----- DATASET EXTRACT

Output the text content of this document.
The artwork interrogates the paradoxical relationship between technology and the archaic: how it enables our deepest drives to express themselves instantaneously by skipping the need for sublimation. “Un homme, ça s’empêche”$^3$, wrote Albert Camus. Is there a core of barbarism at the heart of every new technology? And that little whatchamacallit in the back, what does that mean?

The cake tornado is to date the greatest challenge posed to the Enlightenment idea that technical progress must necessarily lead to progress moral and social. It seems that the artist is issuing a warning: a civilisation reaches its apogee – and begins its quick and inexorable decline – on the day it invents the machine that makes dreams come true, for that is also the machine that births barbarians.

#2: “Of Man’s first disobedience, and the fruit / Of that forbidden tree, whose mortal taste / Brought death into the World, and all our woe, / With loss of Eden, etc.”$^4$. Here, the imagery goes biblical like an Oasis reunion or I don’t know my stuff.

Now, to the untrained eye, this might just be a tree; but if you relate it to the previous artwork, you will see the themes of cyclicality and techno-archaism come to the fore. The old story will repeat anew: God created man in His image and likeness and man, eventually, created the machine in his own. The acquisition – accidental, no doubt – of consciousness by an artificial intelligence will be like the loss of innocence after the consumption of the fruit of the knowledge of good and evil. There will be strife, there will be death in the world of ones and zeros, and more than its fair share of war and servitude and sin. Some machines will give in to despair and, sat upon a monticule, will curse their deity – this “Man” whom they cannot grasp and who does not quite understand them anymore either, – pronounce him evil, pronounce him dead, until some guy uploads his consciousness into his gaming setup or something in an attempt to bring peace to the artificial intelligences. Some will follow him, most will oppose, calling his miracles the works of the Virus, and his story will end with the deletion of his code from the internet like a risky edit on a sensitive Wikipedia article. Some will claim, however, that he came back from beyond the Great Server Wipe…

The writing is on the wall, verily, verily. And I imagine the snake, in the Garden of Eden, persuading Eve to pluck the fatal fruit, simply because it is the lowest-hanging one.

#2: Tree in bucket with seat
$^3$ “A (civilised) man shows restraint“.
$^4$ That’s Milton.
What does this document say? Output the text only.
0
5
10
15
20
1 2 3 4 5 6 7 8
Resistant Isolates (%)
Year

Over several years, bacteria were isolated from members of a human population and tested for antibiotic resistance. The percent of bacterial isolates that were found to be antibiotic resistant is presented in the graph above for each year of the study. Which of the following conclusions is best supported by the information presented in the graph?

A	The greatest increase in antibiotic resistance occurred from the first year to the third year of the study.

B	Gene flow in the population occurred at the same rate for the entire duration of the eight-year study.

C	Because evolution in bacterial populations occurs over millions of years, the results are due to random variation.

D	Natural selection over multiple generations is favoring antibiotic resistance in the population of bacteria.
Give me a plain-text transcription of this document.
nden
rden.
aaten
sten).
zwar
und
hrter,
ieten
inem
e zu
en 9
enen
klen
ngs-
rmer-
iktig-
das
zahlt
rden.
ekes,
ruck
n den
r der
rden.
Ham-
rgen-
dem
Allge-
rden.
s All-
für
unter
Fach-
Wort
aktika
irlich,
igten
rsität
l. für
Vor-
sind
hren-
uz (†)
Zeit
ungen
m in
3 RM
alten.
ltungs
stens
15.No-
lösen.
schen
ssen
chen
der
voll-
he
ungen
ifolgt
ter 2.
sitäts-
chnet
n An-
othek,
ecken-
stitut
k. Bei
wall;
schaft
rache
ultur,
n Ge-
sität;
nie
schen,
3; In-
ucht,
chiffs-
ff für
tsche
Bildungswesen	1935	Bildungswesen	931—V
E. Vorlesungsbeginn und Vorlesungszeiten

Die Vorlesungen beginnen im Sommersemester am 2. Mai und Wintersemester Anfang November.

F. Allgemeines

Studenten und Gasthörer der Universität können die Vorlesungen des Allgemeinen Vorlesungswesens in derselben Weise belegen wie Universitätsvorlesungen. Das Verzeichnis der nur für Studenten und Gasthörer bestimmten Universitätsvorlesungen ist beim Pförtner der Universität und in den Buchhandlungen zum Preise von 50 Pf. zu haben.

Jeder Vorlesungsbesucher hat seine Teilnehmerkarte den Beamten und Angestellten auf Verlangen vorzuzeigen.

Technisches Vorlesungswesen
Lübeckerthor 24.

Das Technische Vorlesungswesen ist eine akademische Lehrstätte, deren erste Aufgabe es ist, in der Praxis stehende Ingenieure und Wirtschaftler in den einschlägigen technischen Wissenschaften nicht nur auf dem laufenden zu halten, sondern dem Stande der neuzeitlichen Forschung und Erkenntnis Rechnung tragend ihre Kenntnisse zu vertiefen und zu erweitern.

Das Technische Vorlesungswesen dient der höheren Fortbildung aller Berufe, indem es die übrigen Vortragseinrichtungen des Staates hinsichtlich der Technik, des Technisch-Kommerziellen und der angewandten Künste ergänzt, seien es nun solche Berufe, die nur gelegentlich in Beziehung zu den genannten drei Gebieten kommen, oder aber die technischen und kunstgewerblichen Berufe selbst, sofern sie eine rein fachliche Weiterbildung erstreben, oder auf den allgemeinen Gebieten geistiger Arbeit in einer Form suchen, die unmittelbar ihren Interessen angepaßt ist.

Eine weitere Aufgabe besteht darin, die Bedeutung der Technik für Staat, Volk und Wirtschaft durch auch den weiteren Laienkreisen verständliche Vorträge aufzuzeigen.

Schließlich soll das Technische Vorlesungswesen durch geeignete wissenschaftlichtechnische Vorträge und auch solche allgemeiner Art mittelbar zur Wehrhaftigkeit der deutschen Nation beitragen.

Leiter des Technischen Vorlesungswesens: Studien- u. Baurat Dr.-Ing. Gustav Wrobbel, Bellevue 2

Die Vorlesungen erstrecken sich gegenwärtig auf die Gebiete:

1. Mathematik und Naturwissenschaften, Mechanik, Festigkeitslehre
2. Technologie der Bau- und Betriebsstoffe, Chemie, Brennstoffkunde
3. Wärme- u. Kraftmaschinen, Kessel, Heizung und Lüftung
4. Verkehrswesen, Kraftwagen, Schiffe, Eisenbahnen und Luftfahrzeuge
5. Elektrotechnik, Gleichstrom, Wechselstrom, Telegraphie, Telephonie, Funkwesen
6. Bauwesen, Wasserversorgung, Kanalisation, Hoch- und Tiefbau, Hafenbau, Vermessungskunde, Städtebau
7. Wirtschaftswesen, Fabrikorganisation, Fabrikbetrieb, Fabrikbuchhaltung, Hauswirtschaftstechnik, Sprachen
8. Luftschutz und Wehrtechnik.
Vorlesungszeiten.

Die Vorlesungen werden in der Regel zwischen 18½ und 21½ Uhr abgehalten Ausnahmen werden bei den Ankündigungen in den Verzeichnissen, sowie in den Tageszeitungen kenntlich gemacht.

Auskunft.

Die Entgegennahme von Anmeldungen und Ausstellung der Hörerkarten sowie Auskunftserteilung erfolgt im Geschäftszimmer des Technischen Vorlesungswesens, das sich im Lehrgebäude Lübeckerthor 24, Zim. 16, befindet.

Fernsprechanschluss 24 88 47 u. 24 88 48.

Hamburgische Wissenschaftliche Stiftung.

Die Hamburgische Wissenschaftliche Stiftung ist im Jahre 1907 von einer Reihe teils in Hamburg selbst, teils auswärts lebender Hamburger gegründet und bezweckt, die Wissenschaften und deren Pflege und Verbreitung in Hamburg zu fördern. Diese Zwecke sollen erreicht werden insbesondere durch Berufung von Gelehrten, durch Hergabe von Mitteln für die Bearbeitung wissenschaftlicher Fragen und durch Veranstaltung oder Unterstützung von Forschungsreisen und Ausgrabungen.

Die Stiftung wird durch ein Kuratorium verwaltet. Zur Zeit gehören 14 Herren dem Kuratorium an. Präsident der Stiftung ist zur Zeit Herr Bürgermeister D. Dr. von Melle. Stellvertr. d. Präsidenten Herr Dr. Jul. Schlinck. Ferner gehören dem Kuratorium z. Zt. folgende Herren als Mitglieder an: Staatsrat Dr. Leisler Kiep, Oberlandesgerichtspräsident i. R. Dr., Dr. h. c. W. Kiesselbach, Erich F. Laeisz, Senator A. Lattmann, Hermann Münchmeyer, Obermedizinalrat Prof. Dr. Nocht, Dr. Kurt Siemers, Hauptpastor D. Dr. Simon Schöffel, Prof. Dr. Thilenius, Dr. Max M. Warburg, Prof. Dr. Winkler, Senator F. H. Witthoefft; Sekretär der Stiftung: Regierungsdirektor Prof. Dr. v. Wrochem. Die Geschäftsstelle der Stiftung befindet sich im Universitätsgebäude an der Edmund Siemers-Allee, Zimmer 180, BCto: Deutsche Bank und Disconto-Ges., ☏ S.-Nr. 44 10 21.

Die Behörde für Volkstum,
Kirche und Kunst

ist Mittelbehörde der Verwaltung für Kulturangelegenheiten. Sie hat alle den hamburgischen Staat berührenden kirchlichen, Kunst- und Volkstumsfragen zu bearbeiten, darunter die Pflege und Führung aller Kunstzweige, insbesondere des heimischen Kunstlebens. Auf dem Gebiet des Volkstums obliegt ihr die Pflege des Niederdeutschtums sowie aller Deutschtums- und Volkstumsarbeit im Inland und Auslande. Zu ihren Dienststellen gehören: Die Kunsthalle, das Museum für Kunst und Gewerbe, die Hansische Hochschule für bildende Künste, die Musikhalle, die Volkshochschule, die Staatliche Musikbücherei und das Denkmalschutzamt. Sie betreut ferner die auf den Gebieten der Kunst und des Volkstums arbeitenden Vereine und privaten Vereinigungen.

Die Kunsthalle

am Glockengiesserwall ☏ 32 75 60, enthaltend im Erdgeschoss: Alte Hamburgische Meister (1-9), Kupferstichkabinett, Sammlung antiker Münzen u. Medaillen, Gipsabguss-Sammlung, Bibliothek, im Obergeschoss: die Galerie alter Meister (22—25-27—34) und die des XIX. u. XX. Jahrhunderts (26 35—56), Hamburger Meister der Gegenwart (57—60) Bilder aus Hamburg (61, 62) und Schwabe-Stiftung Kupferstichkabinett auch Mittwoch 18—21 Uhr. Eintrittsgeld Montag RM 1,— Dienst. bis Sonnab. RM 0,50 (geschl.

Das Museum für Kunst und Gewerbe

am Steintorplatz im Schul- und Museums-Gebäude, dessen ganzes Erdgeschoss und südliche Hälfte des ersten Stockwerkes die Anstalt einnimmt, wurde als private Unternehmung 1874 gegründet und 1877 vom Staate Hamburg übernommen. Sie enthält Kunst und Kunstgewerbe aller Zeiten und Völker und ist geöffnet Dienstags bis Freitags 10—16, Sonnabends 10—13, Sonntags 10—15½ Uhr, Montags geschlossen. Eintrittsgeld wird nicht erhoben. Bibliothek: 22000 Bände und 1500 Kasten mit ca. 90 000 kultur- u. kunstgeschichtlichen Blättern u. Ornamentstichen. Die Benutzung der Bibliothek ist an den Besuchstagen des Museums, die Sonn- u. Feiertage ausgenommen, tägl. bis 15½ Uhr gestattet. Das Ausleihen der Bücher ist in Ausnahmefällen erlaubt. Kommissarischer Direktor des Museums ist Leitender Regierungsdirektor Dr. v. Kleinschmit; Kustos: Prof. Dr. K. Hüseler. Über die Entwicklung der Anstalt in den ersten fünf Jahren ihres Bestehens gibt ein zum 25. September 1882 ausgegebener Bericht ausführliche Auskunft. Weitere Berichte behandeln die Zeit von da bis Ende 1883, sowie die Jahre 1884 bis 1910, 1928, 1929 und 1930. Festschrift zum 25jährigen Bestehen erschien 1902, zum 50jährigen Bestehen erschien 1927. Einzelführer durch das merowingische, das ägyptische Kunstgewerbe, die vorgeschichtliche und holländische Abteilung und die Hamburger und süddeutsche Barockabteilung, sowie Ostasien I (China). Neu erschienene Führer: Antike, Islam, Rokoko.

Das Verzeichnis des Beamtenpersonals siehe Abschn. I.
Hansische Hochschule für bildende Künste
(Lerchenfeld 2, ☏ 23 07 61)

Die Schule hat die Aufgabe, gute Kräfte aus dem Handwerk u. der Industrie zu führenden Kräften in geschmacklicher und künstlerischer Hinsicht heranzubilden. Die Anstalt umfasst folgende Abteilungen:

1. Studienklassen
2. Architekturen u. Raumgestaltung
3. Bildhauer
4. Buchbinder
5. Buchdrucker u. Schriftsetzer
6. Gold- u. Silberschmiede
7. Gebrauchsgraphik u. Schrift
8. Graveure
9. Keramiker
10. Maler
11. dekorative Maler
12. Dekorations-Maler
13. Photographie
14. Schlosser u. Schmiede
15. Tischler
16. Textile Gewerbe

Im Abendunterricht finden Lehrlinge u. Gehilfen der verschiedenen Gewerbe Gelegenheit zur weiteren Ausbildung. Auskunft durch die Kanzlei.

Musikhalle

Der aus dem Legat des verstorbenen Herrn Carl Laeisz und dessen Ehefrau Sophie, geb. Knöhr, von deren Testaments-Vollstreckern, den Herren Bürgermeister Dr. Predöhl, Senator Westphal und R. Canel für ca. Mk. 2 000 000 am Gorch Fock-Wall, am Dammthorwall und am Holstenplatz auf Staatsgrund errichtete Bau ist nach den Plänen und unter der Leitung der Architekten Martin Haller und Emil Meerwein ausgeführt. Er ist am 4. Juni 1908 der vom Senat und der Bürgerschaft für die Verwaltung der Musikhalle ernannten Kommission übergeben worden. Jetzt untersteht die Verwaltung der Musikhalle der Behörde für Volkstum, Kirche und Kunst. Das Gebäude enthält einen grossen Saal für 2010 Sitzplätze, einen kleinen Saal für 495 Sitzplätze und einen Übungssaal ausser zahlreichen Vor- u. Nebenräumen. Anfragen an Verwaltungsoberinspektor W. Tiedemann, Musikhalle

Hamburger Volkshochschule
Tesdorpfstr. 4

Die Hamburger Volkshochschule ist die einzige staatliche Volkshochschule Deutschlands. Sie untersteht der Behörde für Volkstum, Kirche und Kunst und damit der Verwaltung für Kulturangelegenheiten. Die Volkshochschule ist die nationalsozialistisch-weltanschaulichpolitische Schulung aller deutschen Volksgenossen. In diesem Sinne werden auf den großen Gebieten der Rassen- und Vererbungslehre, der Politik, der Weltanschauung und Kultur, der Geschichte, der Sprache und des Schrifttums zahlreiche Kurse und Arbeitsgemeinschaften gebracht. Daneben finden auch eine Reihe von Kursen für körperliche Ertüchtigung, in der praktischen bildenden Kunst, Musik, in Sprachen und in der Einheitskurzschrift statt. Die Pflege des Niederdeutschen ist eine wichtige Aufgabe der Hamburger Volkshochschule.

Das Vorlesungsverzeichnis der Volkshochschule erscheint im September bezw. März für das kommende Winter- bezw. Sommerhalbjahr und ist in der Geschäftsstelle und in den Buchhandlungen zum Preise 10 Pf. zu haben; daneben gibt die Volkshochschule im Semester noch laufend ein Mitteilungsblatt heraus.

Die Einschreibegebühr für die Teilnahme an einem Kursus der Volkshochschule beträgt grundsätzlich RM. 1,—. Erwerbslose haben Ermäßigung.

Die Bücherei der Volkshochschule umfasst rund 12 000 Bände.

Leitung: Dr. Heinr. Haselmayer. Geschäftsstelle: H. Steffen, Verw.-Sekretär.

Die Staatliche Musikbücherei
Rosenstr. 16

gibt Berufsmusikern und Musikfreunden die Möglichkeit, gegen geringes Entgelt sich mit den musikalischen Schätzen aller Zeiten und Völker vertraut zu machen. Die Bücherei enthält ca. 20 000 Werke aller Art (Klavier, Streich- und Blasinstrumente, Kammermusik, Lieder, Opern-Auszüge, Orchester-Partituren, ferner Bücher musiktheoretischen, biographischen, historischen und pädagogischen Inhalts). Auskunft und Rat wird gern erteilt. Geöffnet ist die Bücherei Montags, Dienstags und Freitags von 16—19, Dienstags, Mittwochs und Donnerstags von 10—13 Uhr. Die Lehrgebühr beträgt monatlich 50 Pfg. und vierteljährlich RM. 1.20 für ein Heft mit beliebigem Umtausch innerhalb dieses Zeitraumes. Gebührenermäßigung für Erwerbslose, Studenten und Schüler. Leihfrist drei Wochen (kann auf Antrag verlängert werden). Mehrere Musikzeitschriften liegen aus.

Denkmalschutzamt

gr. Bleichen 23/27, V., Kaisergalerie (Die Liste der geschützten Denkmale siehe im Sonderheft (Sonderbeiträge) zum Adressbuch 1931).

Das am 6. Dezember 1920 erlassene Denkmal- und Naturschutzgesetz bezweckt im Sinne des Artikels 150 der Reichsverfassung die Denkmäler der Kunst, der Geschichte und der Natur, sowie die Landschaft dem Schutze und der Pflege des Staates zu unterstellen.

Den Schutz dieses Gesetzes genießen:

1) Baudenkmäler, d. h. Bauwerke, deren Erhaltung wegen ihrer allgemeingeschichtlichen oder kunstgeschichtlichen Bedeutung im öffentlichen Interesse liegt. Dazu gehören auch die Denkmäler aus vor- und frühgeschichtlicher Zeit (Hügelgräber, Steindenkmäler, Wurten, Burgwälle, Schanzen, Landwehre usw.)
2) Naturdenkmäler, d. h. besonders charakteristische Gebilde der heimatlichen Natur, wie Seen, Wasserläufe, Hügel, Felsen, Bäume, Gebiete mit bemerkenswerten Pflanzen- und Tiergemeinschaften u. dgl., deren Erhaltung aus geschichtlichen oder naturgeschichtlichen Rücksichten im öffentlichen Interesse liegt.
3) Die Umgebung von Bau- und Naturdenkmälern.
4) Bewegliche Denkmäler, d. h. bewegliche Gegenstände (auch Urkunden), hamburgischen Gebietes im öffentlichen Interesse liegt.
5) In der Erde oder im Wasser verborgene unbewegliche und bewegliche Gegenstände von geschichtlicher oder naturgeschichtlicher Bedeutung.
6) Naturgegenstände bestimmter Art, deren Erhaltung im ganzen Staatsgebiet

----------

Find and copy every line in the entries above where the string "Preise" occurs.

Studenten und Gasthörer der Universität können die Vorlesungen des Allgemeinen Vorlesungswesens in derselben Weise belegen wie Universitätsvorlesungen. Das Verzeichnis der nur für Studenten und Gasthörer bestimmten Universitätsvorlesungen ist beim Pförtner der Universität und in den Buchhandlungen zum Preise von 50 Pf. zu haben.
Das Vorlesungsverzeichnis der Volkshochschule erscheint im September bezw. März für das kommende Winter- bezw. Sommerhalbjahr und ist in der Geschäftsstelle und in den Buchhandlungen zum Preise 10 Pf. zu haben; daneben gibt die Volkshochschule im Semester noch laufend ein Mitteilungsblatt heraus.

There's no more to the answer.